**Written task**. Restate the records that follow word for word; no pictures should appear.

[Recorded data]
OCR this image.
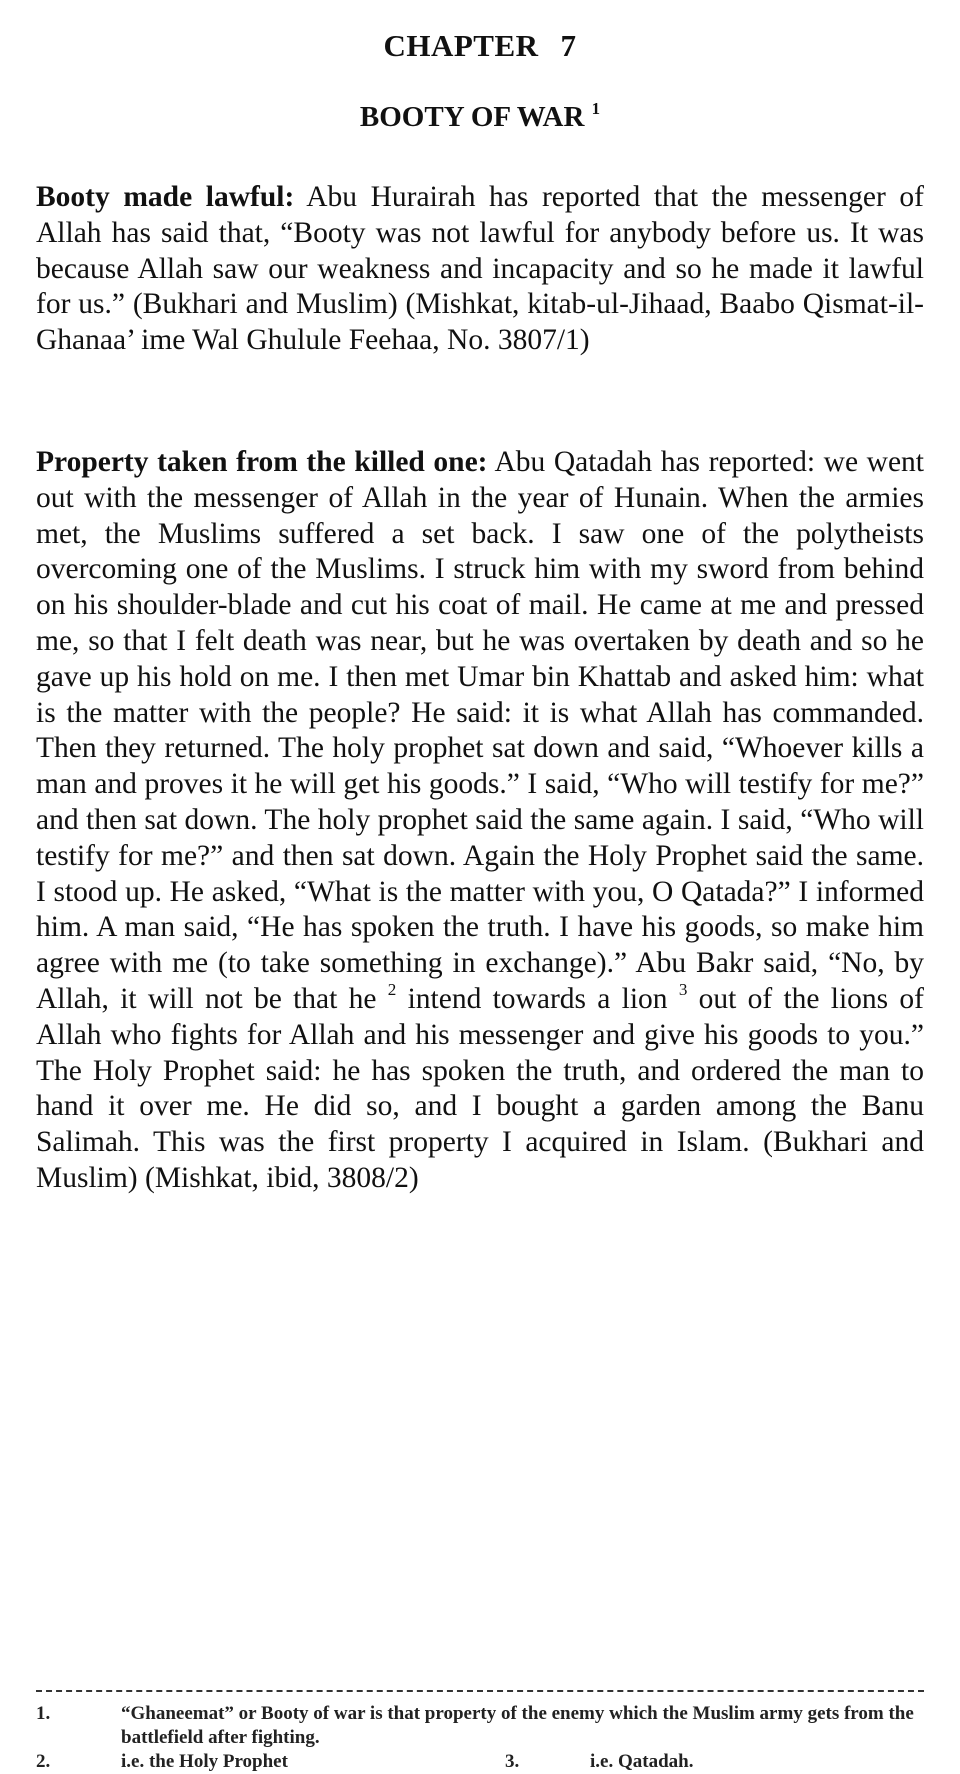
CHAPTER 7
BOOTY OF WAR $^1$

Booty made lawful: Abu Hurairah has reported that the messenger of Allah has said that, “Booty was not lawful for anybody before us. It was because Allah saw our weakness and incapacity and so he made it lawful for us.” (Bukhari and Muslim) (Mishkat, kitab-ul-Jihaad, Baabo Qismat-il-Ghanaa’ ime Wal Ghulule Feehaa, No. 3807/1)

Property taken from the killed one: Abu Qatadah has reported: we went out with the messenger of Allah in the year of Hunain. When the armies met, the Muslims suffered a set back. I saw one of the polytheists overcoming one of the Muslims. I struck him with my sword from behind on his shoulder-blade and cut his coat of mail. He came at me and pressed me, so that I felt death was near, but he was overtaken by death and so he gave up his hold on me. I then met Umar bin Khattab and asked him: what is the matter with the people? He said: it is what Allah has commanded. Then they returned. The holy prophet sat down and said, “Whoever kills a man and proves it he will get his goods.” I said, “Who will testify for me?” and then sat down. The holy prophet said the same again. I said, “Who will testify for me?” and then sat down. Again the Holy Prophet said the same. I stood up. He asked, “What is the matter with you, O Qatada?” I informed him. A man said, “He has spoken the truth. I have his goods, so make him agree with me (to take something in exchange).” Abu Bakr said, “No, by Allah, it will not be that he $^2$ intend towards a lion $^3$ out of the lions of Allah who fights for Allah and his messenger and give his goods to you.” The Holy Prophet said: he has spoken the truth, and ordered the man to hand it over me. He did so, and I bought a garden among the Banu Salimah. This was the first property I acquired in Islam. (Bukhari and Muslim) (Mishkat, ibid, 3808/2)

1.	“Ghaneemat” or Booty of war is that property of the enemy which the Muslim army gets from the battlefield after fighting.
2.	i.e. the Holy Prophet	3.	i.e. Qatadah.
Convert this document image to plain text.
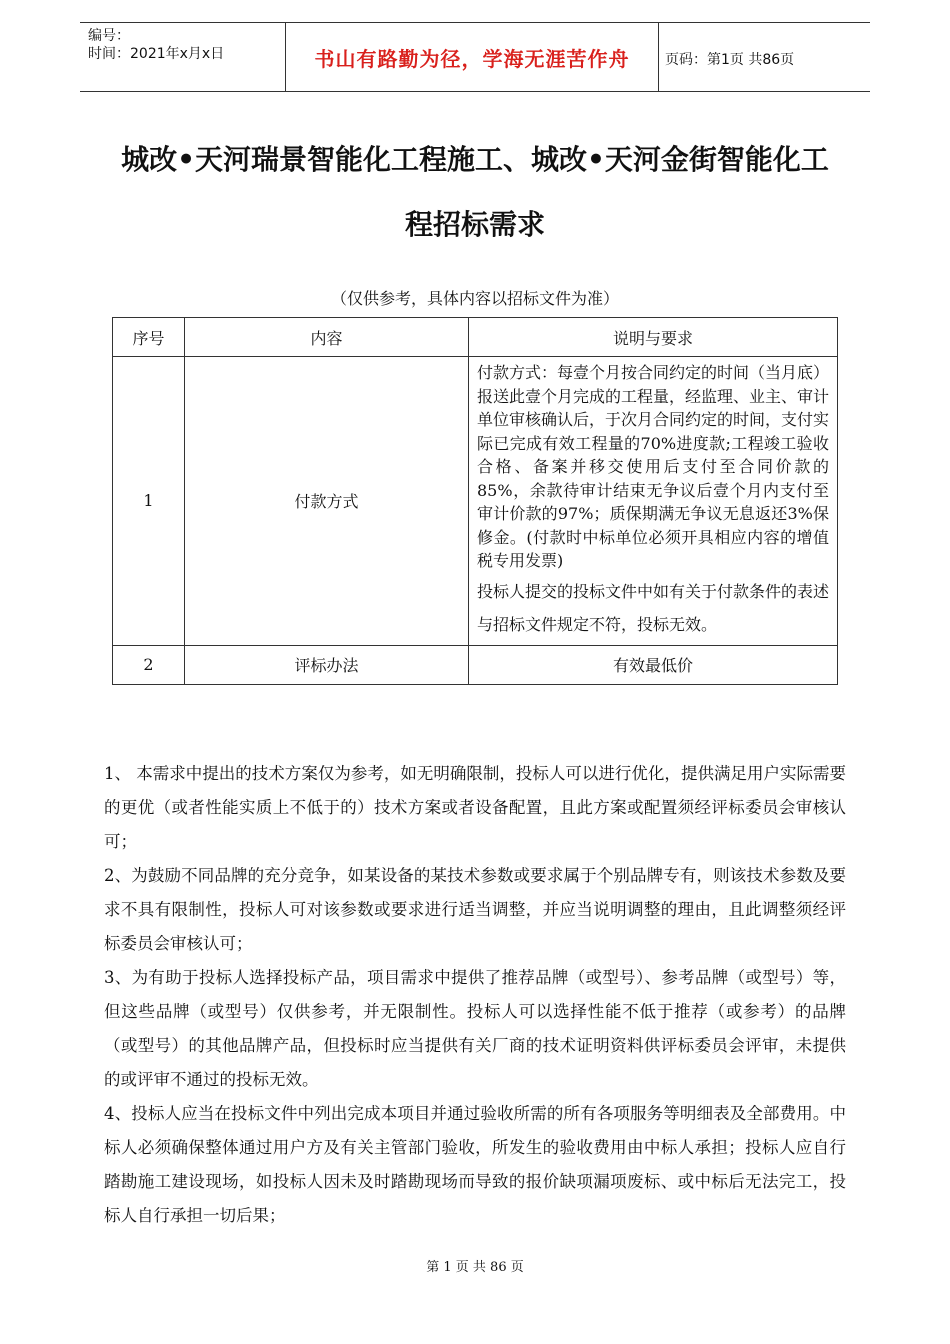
编号：
时间：2021年x月x日	书山有路勤为径，学海无涯苦作舟	页码：第1页 共86页
城改•天河瑞景智能化工程施工、城改•天河金街智能化工
程招标需求
（仅供参考，具体内容以招标文件为准）
序号	内容	说明与要求
1	付款方式	付款方式：每壹个月按合同约定的时间（当月底）报送此壹个月完成的工程量，经监理、业主、审计单位审核确认后，于次月合同约定的时间，支付实际已完成有效工程量的70%进度款;工程竣工验收合格、备案并移交使用后支付至合同价款的85%，余款待审计结束无争议后壹个月内支付至审计价款的97%；质保期满无争议无息返还3%保修金。(付款时中标单位必须开具相应内容的增值税专用发票)
投标人提交的投标文件中如有关于付款条件的表述与招标文件规定不符，投标无效。

2	评标办法	有效最低价

1、 本需求中提出的技术方案仅为参考，如无明确限制，投标人可以进行优化，提供满足用户实际需要的更优（或者性能实质上不低于的）技术方案或者设备配置，且此方案或配置须经评标委员会审核认可；

2、为鼓励不同品牌的充分竞争，如某设备的某技术参数或要求属于个别品牌专有，则该技术参数及要求不具有限制性，投标人可对该参数或要求进行适当调整，并应当说明调整的理由，且此调整须经评标委员会审核认可；

3、为有助于投标人选择投标产品，项目需求中提供了推荐品牌（或型号）、参考品牌（或型号）等，但这些品牌（或型号）仅供参考，并无限制性。投标人可以选择性能不低于推荐（或参考）的品牌（或型号）的其他品牌产品，但投标时应当提供有关厂商的技术证明资料供评标委员会评审，未提供的或评审不通过的投标无效。

4、投标人应当在投标文件中列出完成本项目并通过验收所需的所有各项服务等明细表及全部费用。中标人必须确保整体通过用户方及有关主管部门验收，所发生的验收费用由中标人承担；投标人应自行踏勘施工建设现场，如投标人因未及时踏勘现场而导致的报价缺项漏项废标、或中标后无法完工，投标人自行承担一切后果；

第 1 页 共 86 页
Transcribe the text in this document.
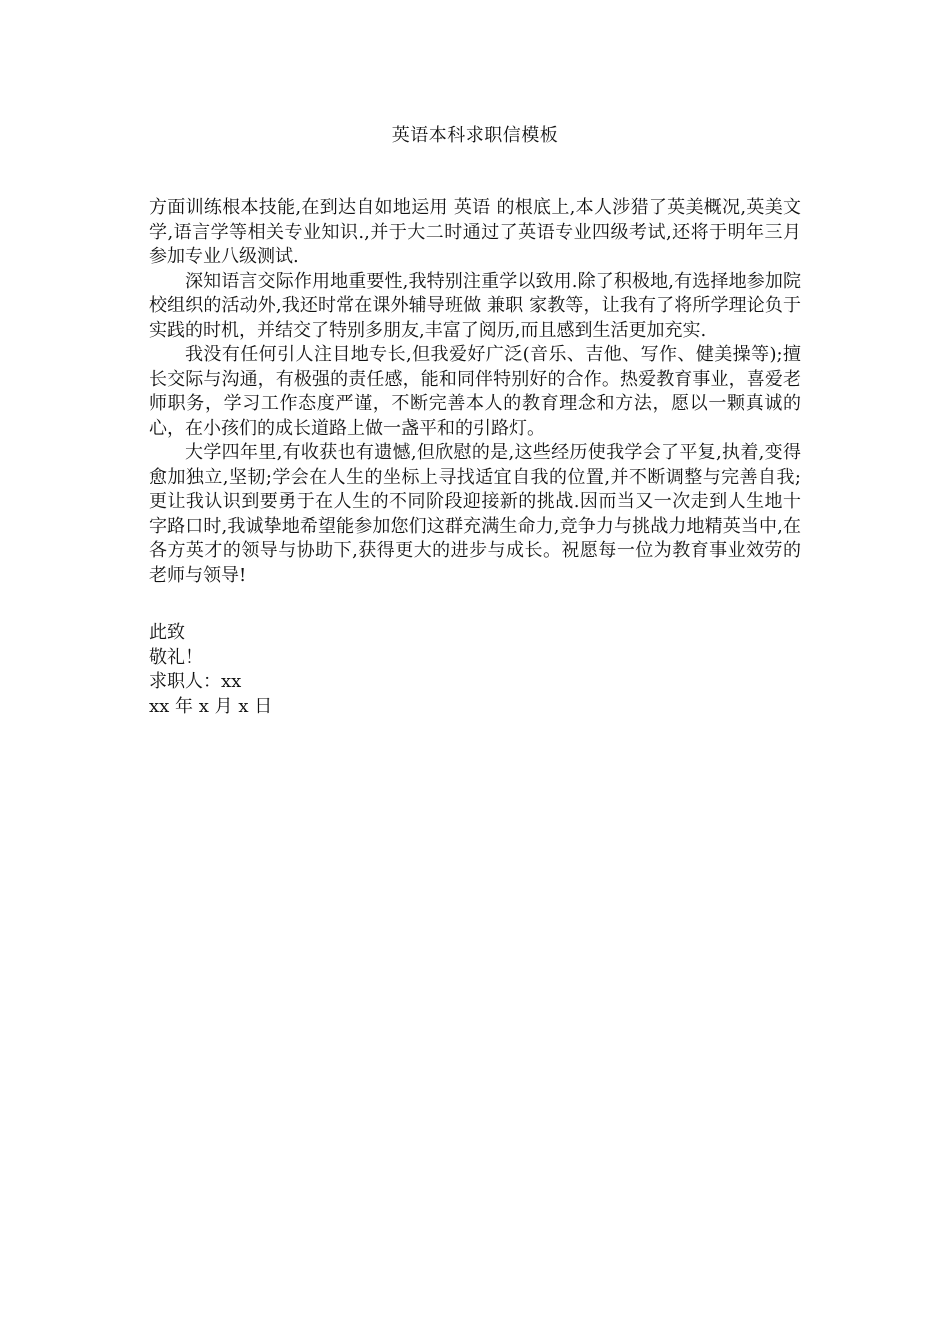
英语本科求职信模板

方面训练根本技能,在到达自如地运用 英语 的根底上,本人涉猎了英美概况,英美文学,语言学等相关专业知识.,并于大二时通过了英语专业四级考试,还将于明年三月参加专业八级测试.

深知语言交际作用地重要性,我特别注重学以致用.除了积极地,有选择地参加院校组织的活动外,我还时常在课外辅导班做 兼职 家教等，让我有了将所学理论负于实践的时机，并结交了特别多朋友,丰富了阅历,而且感到生活更加充实.

我没有任何引人注目地专长,但我爱好广泛(音乐、吉他、写作、健美操等);擅长交际与沟通，有极强的责任感，能和同伴特别好的合作。热爱教育事业，喜爱老师职务，学习工作态度严谨，不断完善本人的教育理念和方法，愿以一颗真诚的心，在小孩们的成长道路上做一盏平和的引路灯。

大学四年里,有收获也有遗憾,但欣慰的是,这些经历使我学会了平复,执着,变得愈加独立,坚韧;学会在人生的坐标上寻找适宜自我的位置,并不断调整与完善自我;更让我认识到要勇于在人生的不同阶段迎接新的挑战.因而当又一次走到人生地十字路口时,我诚挚地希望能参加您们这群充满生命力,竞争力与挑战力地精英当中,在各方英才的领导与协助下,获得更大的进步与成长。祝愿每一位为教育事业效劳的老师与领导!

此致
敬礼！
求职人：xx
xx 年 x 月 x 日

**Solution for this problem**.
OCR this image.
CHAPTER 7
BOOTY OF WAR $^1$

Booty made lawful: Abu Hurairah has reported that the messenger of Allah has said that, “Booty was not lawful for anybody before us. It was because Allah saw our weakness and incapacity and so he made it lawful for us.” (Bukhari and Muslim) (Mishkat, kitab-ul-Jihaad, Baabo Qismat-il-Ghanaa’ ime Wal Ghulule Feehaa, No. 3807/1)

Property taken from the killed one: Abu Qatadah has reported: we went out with the messenger of Allah in the year of Hunain. When the armies met, the Muslims suffered a set back. I saw one of the polytheists overcoming one of the Muslims. I struck him with my sword from behind on his shoulder-blade and cut his coat of mail. He came at me and pressed me, so that I felt death was near, but he was overtaken by death and so he gave up his hold on me. I then met Umar bin Khattab and asked him: what is the matter with the people? He said: it is what Allah has commanded. Then they returned. The holy prophet sat down and said, “Whoever kills a man and proves it he will get his goods.” I said, “Who will testify for me?” and then sat down. The holy prophet said the same again. I said, “Who will testify for me?” and then sat down. Again the Holy Prophet said the same. I stood up. He asked, “What is the matter with you, O Qatada?” I informed him. A man said, “He has spoken the truth. I have his goods, so make him agree with me (to take something in exchange).” Abu Bakr said, “No, by Allah, it will not be that he $^2$ intend towards a lion $^3$ out of the lions of Allah who fights for Allah and his messenger and give his goods to you.” The Holy Prophet said: he has spoken the truth, and ordered the man to hand it over me. He did so, and I bought a garden among the Banu Salimah. This was the first property I acquired in Islam. (Bukhari and Muslim) (Mishkat, ibid, 3808/2)

1.	“Ghaneemat” or Booty of war is that property of the enemy which the Muslim army gets from the battlefield after fighting.
2.	i.e. the Holy Prophet	3.	i.e. Qatadah.
Convert this document image to plain text.
编号：
时间：2021年x月x日	书山有路勤为径，学海无涯苦作舟	页码：第1页 共86页
城改•天河瑞景智能化工程施工、城改•天河金街智能化工
程招标需求
（仅供参考，具体内容以招标文件为准）
序号	内容	说明与要求
1	付款方式	付款方式：每壹个月按合同约定的时间（当月底）报送此壹个月完成的工程量，经监理、业主、审计单位审核确认后，于次月合同约定的时间，支付实际已完成有效工程量的70%进度款;工程竣工验收合格、备案并移交使用后支付至合同价款的85%，余款待审计结束无争议后壹个月内支付至审计价款的97%；质保期满无争议无息返还3%保修金。(付款时中标单位必须开具相应内容的增值税专用发票)
投标人提交的投标文件中如有关于付款条件的表述与招标文件规定不符，投标无效。

2	评标办法	有效最低价

1、 本需求中提出的技术方案仅为参考，如无明确限制，投标人可以进行优化，提供满足用户实际需要的更优（或者性能实质上不低于的）技术方案或者设备配置，且此方案或配置须经评标委员会审核认可；

2、为鼓励不同品牌的充分竞争，如某设备的某技术参数或要求属于个别品牌专有，则该技术参数及要求不具有限制性，投标人可对该参数或要求进行适当调整，并应当说明调整的理由，且此调整须经评标委员会审核认可；

3、为有助于投标人选择投标产品，项目需求中提供了推荐品牌（或型号）、参考品牌（或型号）等，但这些品牌（或型号）仅供参考，并无限制性。投标人可以选择性能不低于推荐（或参考）的品牌（或型号）的其他品牌产品，但投标时应当提供有关厂商的技术证明资料供评标委员会评审，未提供的或评审不通过的投标无效。

4、投标人应当在投标文件中列出完成本项目并通过验收所需的所有各项服务等明细表及全部费用。中标人必须确保整体通过用户方及有关主管部门验收，所发生的验收费用由中标人承担；投标人应自行踏勘施工建设现场，如投标人因未及时踏勘现场而导致的报价缺项漏项废标、或中标后无法完工，投标人自行承担一切后果；

第 1 页 共 86 页
Transcribe the text in this document.
英语本科求职信模板

方面训练根本技能,在到达自如地运用 英语 的根底上,本人涉猎了英美概况,英美文学,语言学等相关专业知识.,并于大二时通过了英语专业四级考试,还将于明年三月参加专业八级测试.

深知语言交际作用地重要性,我特别注重学以致用.除了积极地,有选择地参加院校组织的活动外,我还时常在课外辅导班做 兼职 家教等，让我有了将所学理论负于实践的时机，并结交了特别多朋友,丰富了阅历,而且感到生活更加充实.

我没有任何引人注目地专长,但我爱好广泛(音乐、吉他、写作、健美操等);擅长交际与沟通，有极强的责任感，能和同伴特别好的合作。热爱教育事业，喜爱老师职务，学习工作态度严谨，不断完善本人的教育理念和方法，愿以一颗真诚的心，在小孩们的成长道路上做一盏平和的引路灯。

大学四年里,有收获也有遗憾,但欣慰的是,这些经历使我学会了平复,执着,变得愈加独立,坚韧;学会在人生的坐标上寻找适宜自我的位置,并不断调整与完善自我;更让我认识到要勇于在人生的不同阶段迎接新的挑战.因而当又一次走到人生地十字路口时,我诚挚地希望能参加您们这群充满生命力,竞争力与挑战力地精英当中,在各方英才的领导与协助下,获得更大的进步与成长。祝愿每一位为教育事业效劳的老师与领导!

此致
敬礼！
求职人：xx
xx 年 x 月 x 日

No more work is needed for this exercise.